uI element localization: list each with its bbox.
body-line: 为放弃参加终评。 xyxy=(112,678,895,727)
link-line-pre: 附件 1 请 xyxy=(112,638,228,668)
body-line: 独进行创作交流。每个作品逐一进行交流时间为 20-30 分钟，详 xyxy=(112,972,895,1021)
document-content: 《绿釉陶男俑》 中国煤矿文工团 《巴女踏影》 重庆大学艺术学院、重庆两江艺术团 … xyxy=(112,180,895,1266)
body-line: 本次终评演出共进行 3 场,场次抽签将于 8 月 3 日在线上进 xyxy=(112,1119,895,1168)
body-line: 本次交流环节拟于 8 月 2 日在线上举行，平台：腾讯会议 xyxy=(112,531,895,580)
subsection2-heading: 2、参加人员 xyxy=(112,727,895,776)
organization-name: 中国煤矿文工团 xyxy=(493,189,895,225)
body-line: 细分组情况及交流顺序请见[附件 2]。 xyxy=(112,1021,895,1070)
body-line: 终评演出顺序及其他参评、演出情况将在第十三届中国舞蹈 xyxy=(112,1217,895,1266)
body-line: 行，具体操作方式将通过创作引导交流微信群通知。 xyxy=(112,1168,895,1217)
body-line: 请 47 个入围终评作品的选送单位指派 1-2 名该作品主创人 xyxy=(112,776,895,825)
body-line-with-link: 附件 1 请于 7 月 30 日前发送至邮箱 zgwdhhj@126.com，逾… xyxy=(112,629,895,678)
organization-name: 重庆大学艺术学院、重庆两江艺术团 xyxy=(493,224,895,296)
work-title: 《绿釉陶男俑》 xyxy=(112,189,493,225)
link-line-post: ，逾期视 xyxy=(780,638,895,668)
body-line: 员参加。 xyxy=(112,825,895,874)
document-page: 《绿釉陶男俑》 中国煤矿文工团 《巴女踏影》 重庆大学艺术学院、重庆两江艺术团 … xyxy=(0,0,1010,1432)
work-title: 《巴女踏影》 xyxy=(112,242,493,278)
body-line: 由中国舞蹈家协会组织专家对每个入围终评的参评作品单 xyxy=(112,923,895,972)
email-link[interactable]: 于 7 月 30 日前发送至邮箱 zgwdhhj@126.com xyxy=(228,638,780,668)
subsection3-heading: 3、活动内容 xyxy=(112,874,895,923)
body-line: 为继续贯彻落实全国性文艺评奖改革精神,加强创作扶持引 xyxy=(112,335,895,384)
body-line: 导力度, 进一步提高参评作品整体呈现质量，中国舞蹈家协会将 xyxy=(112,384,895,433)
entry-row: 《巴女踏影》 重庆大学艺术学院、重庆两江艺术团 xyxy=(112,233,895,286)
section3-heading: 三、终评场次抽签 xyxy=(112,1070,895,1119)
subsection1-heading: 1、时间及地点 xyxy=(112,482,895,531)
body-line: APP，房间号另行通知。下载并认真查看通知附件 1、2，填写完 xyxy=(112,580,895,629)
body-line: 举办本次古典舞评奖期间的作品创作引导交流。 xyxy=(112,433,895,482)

# # #

§ **Exercise**
Rewrite all the records above, replacing each "organization-name" with "org-name" and keeping everything else as it is.

§ **Final answer**
uI element localization: list each with its bbox.
body-line: 为放弃参加终评。 xyxy=(112,678,895,727)
link-line-pre: 附件 1 请 xyxy=(112,638,228,668)
body-line: 独进行创作交流。每个作品逐一进行交流时间为 20-30 分钟，详 xyxy=(112,972,895,1021)
document-content: 《绿釉陶男俑》 中国煤矿文工团 《巴女踏影》 重庆大学艺术学院、重庆两江艺术团 … xyxy=(112,180,895,1266)
body-line: 本次终评演出共进行 3 场,场次抽签将于 8 月 3 日在线上进 xyxy=(112,1119,895,1168)
body-line: 本次交流环节拟于 8 月 2 日在线上举行，平台：腾讯会议 xyxy=(112,531,895,580)
subsection2-heading: 2、参加人员 xyxy=(112,727,895,776)
org-name: 中国煤矿文工团 xyxy=(493,189,895,225)
body-line: 细分组情况及交流顺序请见[附件 2]。 xyxy=(112,1021,895,1070)
body-line: 终评演出顺序及其他参评、演出情况将在第十三届中国舞蹈 xyxy=(112,1217,895,1266)
body-line: 行，具体操作方式将通过创作引导交流微信群通知。 xyxy=(112,1168,895,1217)
body-line: 请 47 个入围终评作品的选送单位指派 1-2 名该作品主创人 xyxy=(112,776,895,825)
body-line-with-link: 附件 1 请于 7 月 30 日前发送至邮箱 zgwdhhj@126.com，逾… xyxy=(112,629,895,678)
org-name: 重庆大学艺术学院、重庆两江艺术团 xyxy=(493,224,895,296)
work-title: 《绿釉陶男俑》 xyxy=(112,189,493,225)
link-line-post: ，逾期视 xyxy=(780,638,895,668)
body-line: 员参加。 xyxy=(112,825,895,874)
document-page: 《绿釉陶男俑》 中国煤矿文工团 《巴女踏影》 重庆大学艺术学院、重庆两江艺术团 … xyxy=(0,0,1010,1432)
work-title: 《巴女踏影》 xyxy=(112,242,493,278)
body-line: 由中国舞蹈家协会组织专家对每个入围终评的参评作品单 xyxy=(112,923,895,972)
email-link[interactable]: 于 7 月 30 日前发送至邮箱 zgwdhhj@126.com xyxy=(228,638,780,668)
subsection3-heading: 3、活动内容 xyxy=(112,874,895,923)
body-line: 为继续贯彻落实全国性文艺评奖改革精神,加强创作扶持引 xyxy=(112,335,895,384)
body-line: 导力度, 进一步提高参评作品整体呈现质量，中国舞蹈家协会将 xyxy=(112,384,895,433)
entry-row: 《巴女踏影》 重庆大学艺术学院、重庆两江艺术团 xyxy=(112,233,895,286)
section3-heading: 三、终评场次抽签 xyxy=(112,1070,895,1119)
subsection1-heading: 1、时间及地点 xyxy=(112,482,895,531)
body-line: APP，房间号另行通知。下载并认真查看通知附件 1、2，填写完 xyxy=(112,580,895,629)
body-line: 举办本次古典舞评奖期间的作品创作引导交流。 xyxy=(112,433,895,482)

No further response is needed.